**Provided records:**
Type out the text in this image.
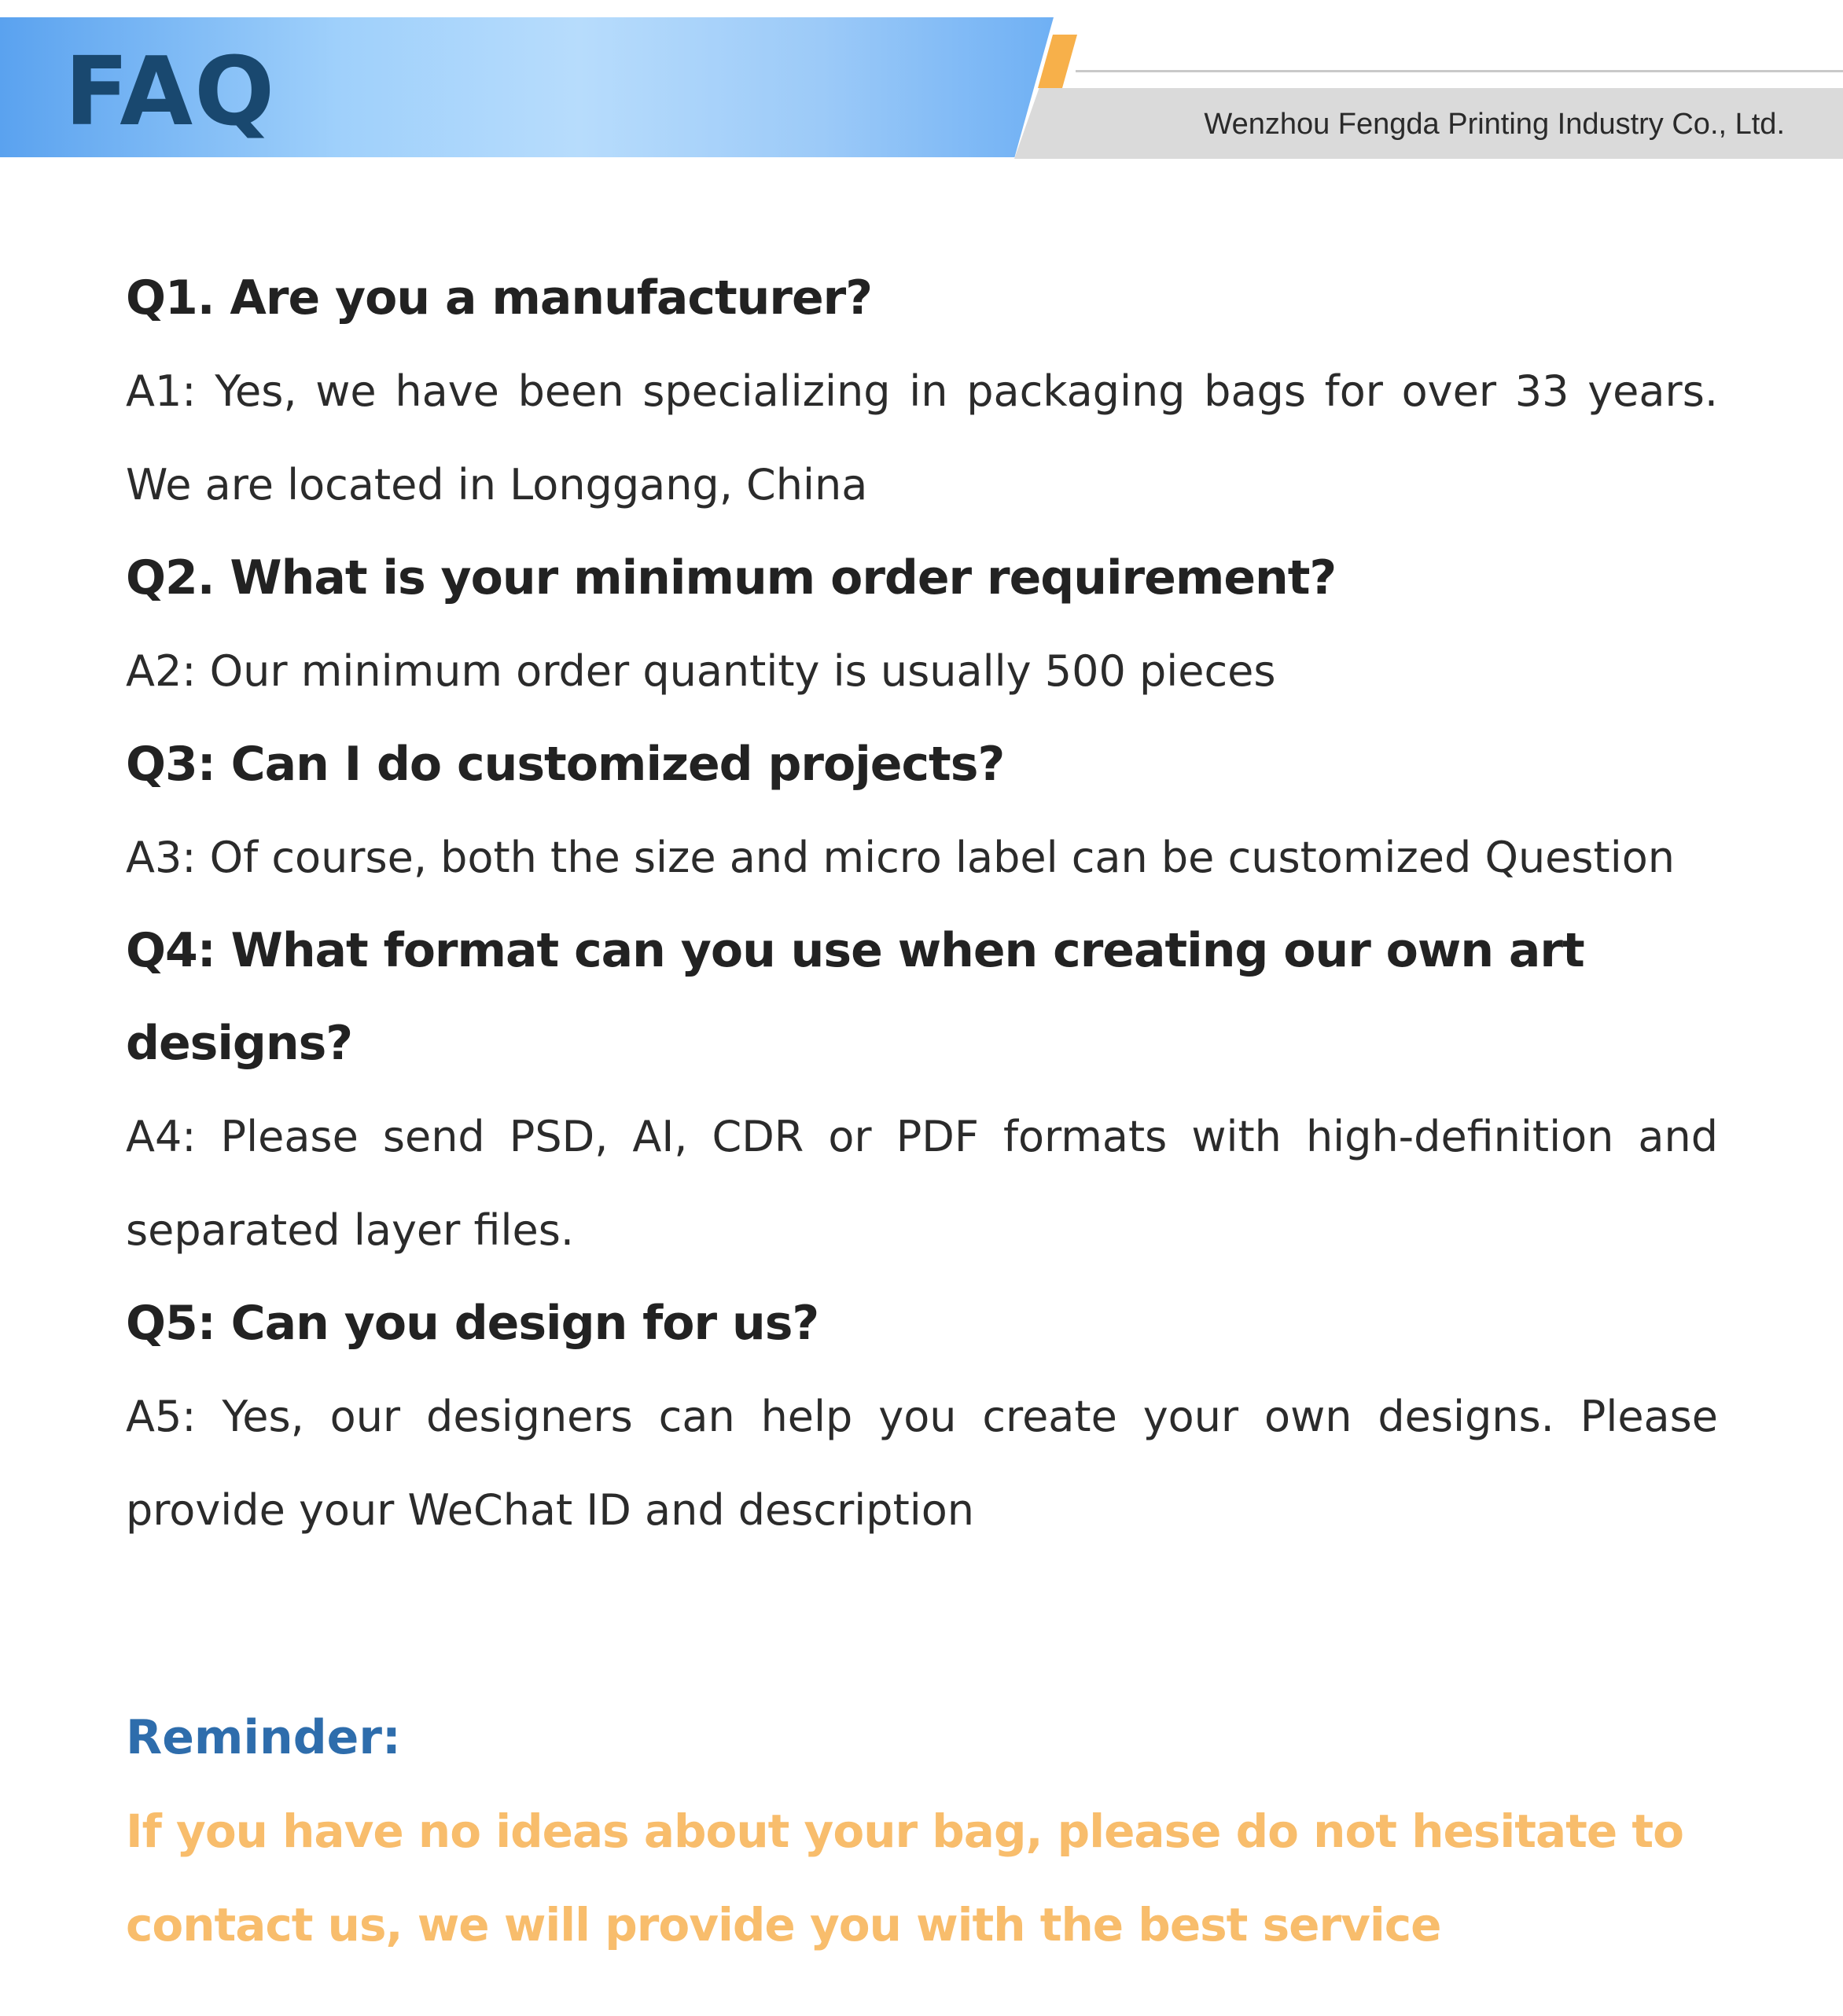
FAQ	Wenzhou Fengda Printing Industry Co., Ltd.

Q1. Are you a manufacturer?

A1: Yes, we have been specializing in packaging bags for over 33 years. We are located in Longgang, China

Q2. What is your minimum order requirement?

A2: Our minimum order quantity is usually 500 pieces

Q3: Can I do customized projects?

A3: Of course, both the size and micro label can be customized Question

Q4: What format can you use when creating our own art designs?

A4: Please send PSD, AI, CDR or PDF formats with high-definition and separated layer files.

Q5: Can you design for us?

A5: Yes, our designers can help you create your own designs. Please provide your WeChat ID and description

Reminder:

If you have no ideas about your bag, please do not hesitate to contact us, we will provide you with the best service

**Goal:**
Output every entry exactly as given; pictures are not part of the copy.

**Result for this exercise:**
Type out the text in this image.
FAQ	Wenzhou Fengda Printing Industry Co., Ltd.

Q1. Are you a manufacturer?

A1: Yes, we have been specializing in packaging bags for over 33 years. We are located in Longgang, China

Q2. What is your minimum order requirement?

A2: Our minimum order quantity is usually 500 pieces

Q3: Can I do customized projects?

A3: Of course, both the size and micro label can be customized Question

Q4: What format can you use when creating our own art designs?

A4: Please send PSD, AI, CDR or PDF formats with high-definition and separated layer files.

Q5: Can you design for us?

A5: Yes, our designers can help you create your own designs. Please provide your WeChat ID and description

Reminder:

If you have no ideas about your bag, please do not hesitate to contact us, we will provide you with the best service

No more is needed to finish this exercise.